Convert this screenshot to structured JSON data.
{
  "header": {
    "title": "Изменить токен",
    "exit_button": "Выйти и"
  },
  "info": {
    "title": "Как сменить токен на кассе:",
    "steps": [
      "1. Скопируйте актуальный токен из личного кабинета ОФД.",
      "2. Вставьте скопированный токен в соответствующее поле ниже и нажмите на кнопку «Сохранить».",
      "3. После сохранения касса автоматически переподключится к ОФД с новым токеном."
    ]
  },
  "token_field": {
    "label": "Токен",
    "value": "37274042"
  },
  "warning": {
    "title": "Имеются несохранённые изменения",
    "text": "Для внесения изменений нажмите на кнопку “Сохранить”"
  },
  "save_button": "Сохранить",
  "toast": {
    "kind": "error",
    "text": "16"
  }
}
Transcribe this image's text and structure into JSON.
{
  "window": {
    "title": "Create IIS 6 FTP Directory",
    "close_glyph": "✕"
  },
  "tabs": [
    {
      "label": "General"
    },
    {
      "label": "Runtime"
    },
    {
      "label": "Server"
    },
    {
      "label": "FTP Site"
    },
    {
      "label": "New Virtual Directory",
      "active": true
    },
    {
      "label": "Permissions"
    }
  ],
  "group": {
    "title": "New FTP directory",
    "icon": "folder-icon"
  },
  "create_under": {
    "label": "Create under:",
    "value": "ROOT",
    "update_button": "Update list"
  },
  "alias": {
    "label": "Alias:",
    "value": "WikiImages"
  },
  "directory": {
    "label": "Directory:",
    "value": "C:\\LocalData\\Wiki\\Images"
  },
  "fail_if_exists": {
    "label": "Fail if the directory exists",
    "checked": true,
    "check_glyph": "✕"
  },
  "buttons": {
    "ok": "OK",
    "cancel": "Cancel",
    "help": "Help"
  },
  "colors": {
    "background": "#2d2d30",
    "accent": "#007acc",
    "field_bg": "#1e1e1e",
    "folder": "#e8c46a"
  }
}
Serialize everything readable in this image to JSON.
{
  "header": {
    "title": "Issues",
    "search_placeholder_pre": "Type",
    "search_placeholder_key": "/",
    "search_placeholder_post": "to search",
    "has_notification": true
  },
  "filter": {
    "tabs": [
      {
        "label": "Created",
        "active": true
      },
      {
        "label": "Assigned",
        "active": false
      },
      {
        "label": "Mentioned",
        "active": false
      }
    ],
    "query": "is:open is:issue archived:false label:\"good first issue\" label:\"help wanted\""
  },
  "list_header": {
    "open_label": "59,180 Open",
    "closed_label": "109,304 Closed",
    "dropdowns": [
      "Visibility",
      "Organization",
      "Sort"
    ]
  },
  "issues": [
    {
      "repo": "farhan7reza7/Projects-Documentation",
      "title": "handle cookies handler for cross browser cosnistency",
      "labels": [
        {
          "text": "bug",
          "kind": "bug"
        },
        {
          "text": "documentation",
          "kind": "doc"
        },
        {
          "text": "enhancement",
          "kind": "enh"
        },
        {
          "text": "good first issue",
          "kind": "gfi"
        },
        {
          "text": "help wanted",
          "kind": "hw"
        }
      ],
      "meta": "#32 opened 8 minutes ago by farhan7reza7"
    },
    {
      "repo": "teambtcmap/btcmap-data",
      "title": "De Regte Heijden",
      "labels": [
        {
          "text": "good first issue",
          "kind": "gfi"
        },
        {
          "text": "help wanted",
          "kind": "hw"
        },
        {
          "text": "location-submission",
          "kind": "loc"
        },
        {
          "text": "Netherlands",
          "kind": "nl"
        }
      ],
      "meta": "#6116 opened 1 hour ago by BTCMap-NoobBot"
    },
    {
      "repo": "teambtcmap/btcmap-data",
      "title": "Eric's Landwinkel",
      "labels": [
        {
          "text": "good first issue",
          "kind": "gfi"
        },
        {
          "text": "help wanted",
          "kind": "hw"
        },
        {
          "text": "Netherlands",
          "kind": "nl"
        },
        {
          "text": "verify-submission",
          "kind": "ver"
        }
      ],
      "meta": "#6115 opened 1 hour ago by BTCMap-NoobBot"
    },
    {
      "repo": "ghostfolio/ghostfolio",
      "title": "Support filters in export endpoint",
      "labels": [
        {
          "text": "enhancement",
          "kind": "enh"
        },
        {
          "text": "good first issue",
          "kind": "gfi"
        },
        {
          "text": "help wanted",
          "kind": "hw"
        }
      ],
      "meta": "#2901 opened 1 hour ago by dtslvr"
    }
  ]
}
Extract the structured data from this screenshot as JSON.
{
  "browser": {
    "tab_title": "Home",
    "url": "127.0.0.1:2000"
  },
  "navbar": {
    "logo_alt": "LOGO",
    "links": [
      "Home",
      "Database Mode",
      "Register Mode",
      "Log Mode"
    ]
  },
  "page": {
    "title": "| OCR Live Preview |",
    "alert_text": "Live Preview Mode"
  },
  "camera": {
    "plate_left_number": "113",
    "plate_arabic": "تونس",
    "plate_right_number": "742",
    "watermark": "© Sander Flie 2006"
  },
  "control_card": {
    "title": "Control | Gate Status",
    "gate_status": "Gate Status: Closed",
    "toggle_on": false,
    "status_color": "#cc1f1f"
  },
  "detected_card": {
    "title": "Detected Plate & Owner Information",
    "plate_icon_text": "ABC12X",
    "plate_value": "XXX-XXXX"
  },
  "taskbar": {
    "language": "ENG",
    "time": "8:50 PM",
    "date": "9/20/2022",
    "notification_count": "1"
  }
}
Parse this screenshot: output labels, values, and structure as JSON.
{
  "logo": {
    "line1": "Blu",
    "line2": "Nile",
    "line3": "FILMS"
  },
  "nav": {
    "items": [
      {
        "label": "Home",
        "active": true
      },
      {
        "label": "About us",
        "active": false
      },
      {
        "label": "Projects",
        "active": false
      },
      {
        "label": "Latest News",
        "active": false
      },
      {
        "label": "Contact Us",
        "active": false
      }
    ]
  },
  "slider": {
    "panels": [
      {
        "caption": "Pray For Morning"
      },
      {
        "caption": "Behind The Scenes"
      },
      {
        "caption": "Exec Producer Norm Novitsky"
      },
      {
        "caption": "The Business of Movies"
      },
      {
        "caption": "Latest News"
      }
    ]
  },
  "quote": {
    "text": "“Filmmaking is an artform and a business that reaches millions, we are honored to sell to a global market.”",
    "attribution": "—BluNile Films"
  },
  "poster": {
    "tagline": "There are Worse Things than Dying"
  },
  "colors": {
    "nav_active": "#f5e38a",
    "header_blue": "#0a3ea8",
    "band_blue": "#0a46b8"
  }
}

——————

→ **STATED GOAL**:
Transcribe all of the lines in the records precisely.

→ **ANSWER TO THE EXERCISE**:
Convert this screenshot to structured JSON data.
{
  "header": {
    "title": "Изменить токен",
    "exit_button": "Выйти и"
  },
  "info": {
    "title": "Как сменить токен на кассе:",
    "steps": [
      "1. Скопируйте актуальный токен из личного кабинета ОФД.",
      "2. Вставьте скопированный токен в соответствующее поле ниже и нажмите на кнопку «Сохранить».",
      "3. После сохранения касса автоматически переподключится к ОФД с новым токеном."
    ]
  },
  "token_field": {
    "label": "Токен",
    "value": "37274042"
  },
  "warning": {
    "title": "Имеются несохранённые изменения",
    "text": "Для внесения изменений нажмите на кнопку “Сохранить”"
  },
  "save_button": "Сохранить",
  "toast": {
    "kind": "error",
    "text": "16"
  }
}
Transcribe this image's text and structure into JSON.
{
  "window": {
    "title": "Create IIS 6 FTP Directory",
    "close_glyph": "✕"
  },
  "tabs": [
    {
      "label": "General"
    },
    {
      "label": "Runtime"
    },
    {
      "label": "Server"
    },
    {
      "label": "FTP Site"
    },
    {
      "label": "New Virtual Directory",
      "active": true
    },
    {
      "label": "Permissions"
    }
  ],
  "group": {
    "title": "New FTP directory",
    "icon": "folder-icon"
  },
  "create_under": {
    "label": "Create under:",
    "value": "ROOT",
    "update_button": "Update list"
  },
  "alias": {
    "label": "Alias:",
    "value": "WikiImages"
  },
  "directory": {
    "label": "Directory:",
    "value": "C:\\LocalData\\Wiki\\Images"
  },
  "fail_if_exists": {
    "label": "Fail if the directory exists",
    "checked": true,
    "check_glyph": "✕"
  },
  "buttons": {
    "ok": "OK",
    "cancel": "Cancel",
    "help": "Help"
  },
  "colors": {
    "background": "#2d2d30",
    "accent": "#007acc",
    "field_bg": "#1e1e1e",
    "folder": "#e8c46a"
  }
}
Serialize everything readable in this image to JSON.
{
  "header": {
    "title": "Issues",
    "search_placeholder_pre": "Type",
    "search_placeholder_key": "/",
    "search_placeholder_post": "to search",
    "has_notification": true
  },
  "filter": {
    "tabs": [
      {
        "label": "Created",
        "active": true
      },
      {
        "label": "Assigned",
        "active": false
      },
      {
        "label": "Mentioned",
        "active": false
      }
    ],
    "query": "is:open is:issue archived:false label:\"good first issue\" label:\"help wanted\""
  },
  "list_header": {
    "open_label": "59,180 Open",
    "closed_label": "109,304 Closed",
    "dropdowns": [
      "Visibility",
      "Organization",
      "Sort"
    ]
  },
  "issues": [
    {
      "repo": "farhan7reza7/Projects-Documentation",
      "title": "handle cookies handler for cross browser cosnistency",
      "labels": [
        {
          "text": "bug",
          "kind": "bug"
        },
        {
          "text": "documentation",
          "kind": "doc"
        },
        {
          "text": "enhancement",
          "kind": "enh"
        },
        {
          "text": "good first issue",
          "kind": "gfi"
        },
        {
          "text": "help wanted",
          "kind": "hw"
        }
      ],
      "meta": "#32 opened 8 minutes ago by farhan7reza7"
    },
    {
      "repo": "teambtcmap/btcmap-data",
      "title": "De Regte Heijden",
      "labels": [
        {
          "text": "good first issue",
          "kind": "gfi"
        },
        {
          "text": "help wanted",
          "kind": "hw"
        },
        {
          "text": "location-submission",
          "kind": "loc"
        },
        {
          "text": "Netherlands",
          "kind": "nl"
        }
      ],
      "meta": "#6116 opened 1 hour ago by BTCMap-NoobBot"
    },
    {
      "repo": "teambtcmap/btcmap-data",
      "title": "Eric's Landwinkel",
      "labels": [
        {
          "text": "good first issue",
          "kind": "gfi"
        },
        {
          "text": "help wanted",
          "kind": "hw"
        },
        {
          "text": "Netherlands",
          "kind": "nl"
        },
        {
          "text": "verify-submission",
          "kind": "ver"
        }
      ],
      "meta": "#6115 opened 1 hour ago by BTCMap-NoobBot"
    },
    {
      "repo": "ghostfolio/ghostfolio",
      "title": "Support filters in export endpoint",
      "labels": [
        {
          "text": "enhancement",
          "kind": "enh"
        },
        {
          "text": "good first issue",
          "kind": "gfi"
        },
        {
          "text": "help wanted",
          "kind": "hw"
        }
      ],
      "meta": "#2901 opened 1 hour ago by dtslvr"
    }
  ]
}
Extract the structured data from this screenshot as JSON.
{
  "browser": {
    "tab_title": "Home",
    "url": "127.0.0.1:2000"
  },
  "navbar": {
    "logo_alt": "LOGO",
    "links": [
      "Home",
      "Database Mode",
      "Register Mode",
      "Log Mode"
    ]
  },
  "page": {
    "title": "| OCR Live Preview |",
    "alert_text": "Live Preview Mode"
  },
  "camera": {
    "plate_left_number": "113",
    "plate_arabic": "تونس",
    "plate_right_number": "742",
    "watermark": "© Sander Flie 2006"
  },
  "control_card": {
    "title": "Control | Gate Status",
    "gate_status": "Gate Status: Closed",
    "toggle_on": false,
    "status_color": "#cc1f1f"
  },
  "detected_card": {
    "title": "Detected Plate & Owner Information",
    "plate_icon_text": "ABC12X",
    "plate_value": "XXX-XXXX"
  },
  "taskbar": {
    "language": "ENG",
    "time": "8:50 PM",
    "date": "9/20/2022",
    "notification_count": "1"
  }
}
Parse this screenshot: output labels, values, and structure as JSON.
{
  "logo": {
    "line1": "Blu",
    "line2": "Nile",
    "line3": "FILMS"
  },
  "nav": {
    "items": [
      {
        "label": "Home",
        "active": true
      },
      {
        "label": "About us",
        "active": false
      },
      {
        "label": "Projects",
        "active": false
      },
      {
        "label": "Latest News",
        "active": false
      },
      {
        "label": "Contact Us",
        "active": false
      }
    ]
  },
  "slider": {
    "panels": [
      {
        "caption": "Pray For Morning"
      },
      {
        "caption": "Behind The Scenes"
      },
      {
        "caption": "Exec Producer Norm Novitsky"
      },
      {
        "caption": "The Business of Movies"
      },
      {
        "caption": "Latest News"
      }
    ]
  },
  "quote": {
    "text": "“Filmmaking is an artform and a business that reaches millions, we are honored to sell to a global market.”",
    "attribution": "—BluNile Films"
  },
  "poster": {
    "tagline": "There are Worse Things than Dying"
  },
  "colors": {
    "nav_active": "#f5e38a",
    "header_blue": "#0a3ea8",
    "band_blue": "#0a46b8"
  }
}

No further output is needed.